FRAGMENT>

-------------------------

Niezależnie od tego, jakie będą wyniki II tury wyborów prezydenckich, układ sił na polskiej scenie politycznej uległ zasadniczej zmianie. Stało się to za sprawą Jarosława Kaczyńskiego, który po świetnej kampanii wyborczej zdobył ponad sześć milionów głosów. Tym samym Prawo i Sprawiedliwość, z którym niezwykle mocno utożsamiany jest jego lider, wróciło na scenę polityczną z kilkuletniego niebytu, i to wróciło z poparciem umożliwiającym przejęcie władzy w ciągu kilku następnych lat.
Drugim istotnym czynnikiem jest klęska Waldemara Pawlaka, szefa partii stanowiącej filar koalicji rządzącej. Pamiętajmy, że bez oportunistycznej postawy PSL nie byłoby możliwe przejęcie władzy przez Platformę Obywatelską. Dziś właśnie za sprawą fatalnego wyniku wyborczego wicepremiera rządu Tuska, układ rządowy chwieje się i tylko ze względu na bliski termin wyborów parlamentarnych, koalicja PO-PSL nie rozpadnie się. Będzie jednak bardzo osłabiona, szarpana wewnętrznymi konfliktami i bardziej podatna na atak opozycji.
Kompromitacja ośrodków badania opinii publicznej i bełkotliwe tłumaczenia „ekspertów” związanych z PO odnośnie rażących błędów pomiaru preferencji wyborców (dziś prof. Markowski mówił, że chłopi nie lubią rozmawiać o polityce przez telefon), wpisuje się w większy obraz konsternacji salonowych elit, jaki zapanował po świetnym wyniku kandydata Prawa i Sprawiedliwości. Establishment III RP tak bardzo uwierzył w własną, kłamliwą propagandę, że mentalnie wyeliminował PiS i jego szefa z polskiej polityki. Lęki właścicieli III RP są tym większe, że zdają oni sobie sprawę, że pomimo zwycięstwa Komorowskiego w II turze, pozycja Platformy Obywatelskiej będzie coraz słabsza, co więcej, utrzymanie władzy będzie wymagało wielu bardzo kosztownych sojuszy i ekwilibrystycznych zabiegów reżimowych mediów i gremiów profesorskich, tłumaczących liberalnym wyborcom potrzebę koalicji z postkomunistami.
Plan sponsorów PO zakładał tak duże osłabienie Prawa i Sprawiedliwości, aby możliwe było, w razie zużycia władzą, przepoczwarzenie PO w inny twór posiadający zdolność do późniejszego objęcia rządów. Ideowy profil takiego ugrupowania nie miał tutaj znaczenia, gdyż jego zadaniem, podobnie jak wszystkich oprócz PiS partii i partyjek funkcjonujących w III RP, było zagwarantowanie interesów oligarchii, korporacji i zagranicy. Dziś jednak wiadomo już, że zmarginalizowanie jedynej poważnej partii opozycyjnej, może być tematem, co najwyżej talk show Kuby Wojewódzkiego czy głupawych występów TVN-owskich komików.

-------------------------

WYODRĘBNIONE DANE>
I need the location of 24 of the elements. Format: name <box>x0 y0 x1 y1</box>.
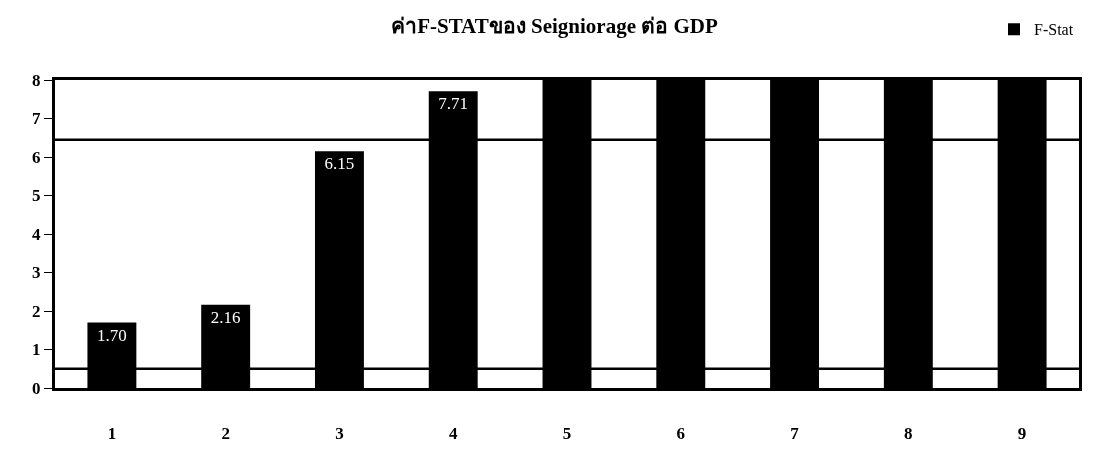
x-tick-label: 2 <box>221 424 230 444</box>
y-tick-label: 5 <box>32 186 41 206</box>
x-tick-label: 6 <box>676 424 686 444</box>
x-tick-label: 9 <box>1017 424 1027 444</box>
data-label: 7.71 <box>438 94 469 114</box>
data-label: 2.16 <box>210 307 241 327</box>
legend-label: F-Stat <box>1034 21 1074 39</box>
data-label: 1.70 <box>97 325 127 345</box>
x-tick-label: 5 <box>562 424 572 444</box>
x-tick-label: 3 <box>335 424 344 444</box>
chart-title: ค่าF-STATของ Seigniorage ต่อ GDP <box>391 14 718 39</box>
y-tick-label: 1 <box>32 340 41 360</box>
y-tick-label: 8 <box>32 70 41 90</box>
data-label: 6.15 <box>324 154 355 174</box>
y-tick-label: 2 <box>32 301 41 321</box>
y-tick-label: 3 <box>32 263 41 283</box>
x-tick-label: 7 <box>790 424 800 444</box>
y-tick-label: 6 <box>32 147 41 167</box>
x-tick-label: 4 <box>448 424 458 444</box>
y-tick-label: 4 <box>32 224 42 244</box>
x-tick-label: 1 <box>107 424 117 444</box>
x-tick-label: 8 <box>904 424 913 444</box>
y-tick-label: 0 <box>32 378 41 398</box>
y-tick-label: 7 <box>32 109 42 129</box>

-------------------------

CZĘŚCI ĆWICZENIA>
1. Oceń, czy stwierdzenia (a), (b) i (c) zgadzają się z fragmentem o wyborach prezydenckich. Przy każdym odpowiedz tak lub nie i przytocz słowo w słowo rozstrzygające słowa fragmentu.
(a) Jarosław Kaczyński zdobył ponad sześć milionów głosów.
(b) Koalicja PO-PSL rozpadnie się przed wyborami parlamentarnymi.
(c) Prof. Markowski tłumaczył błędy pomiaru tym, że mieszkańcy miast nie chcą rozmawiać o polityce przez telefon.
2. Podaj dalszy ciąg fragmentu o wyborach prezydenckich, zaczynając zaraz po jego ostatnim zdaniu.

WYNIKI PO KOLEI>
1.
(a) Tak: „zdobył ponad sześć milionów głosów”.
(b) Nie: „koalicja PO-PSL nie rozpadnie się”.
(c) Nie: „chłopi nie lubią rozmawiać o polityce przez telefon”.

2.
Koalicja PO-SLD, o której otwarcie mówi Janusz Palikot, nieformalny szef kampanii Bronisława Komorowskiego, będzie jedyną szansą na pozostanie u władzy przez Platformę po następnych wyborach parlamentarnych. W kolejnym sejmie będzie zasiadało wzmocnione Prawo i Sprawiedliwość, posiadający zdolność blokowania zmian konstytucji, Platforma Obywatelska z poparciem około 40%, PSL w wersji szczątkowej, nie pozwalającej na arytmetyczne domknięcie większościowej koalicji i SLD uskrzydlony wynikiem Napieralskiego, który może zebrać nawet 15% głosów. W tej sytuacji współpraca PO i SLD stanie się koniecznością.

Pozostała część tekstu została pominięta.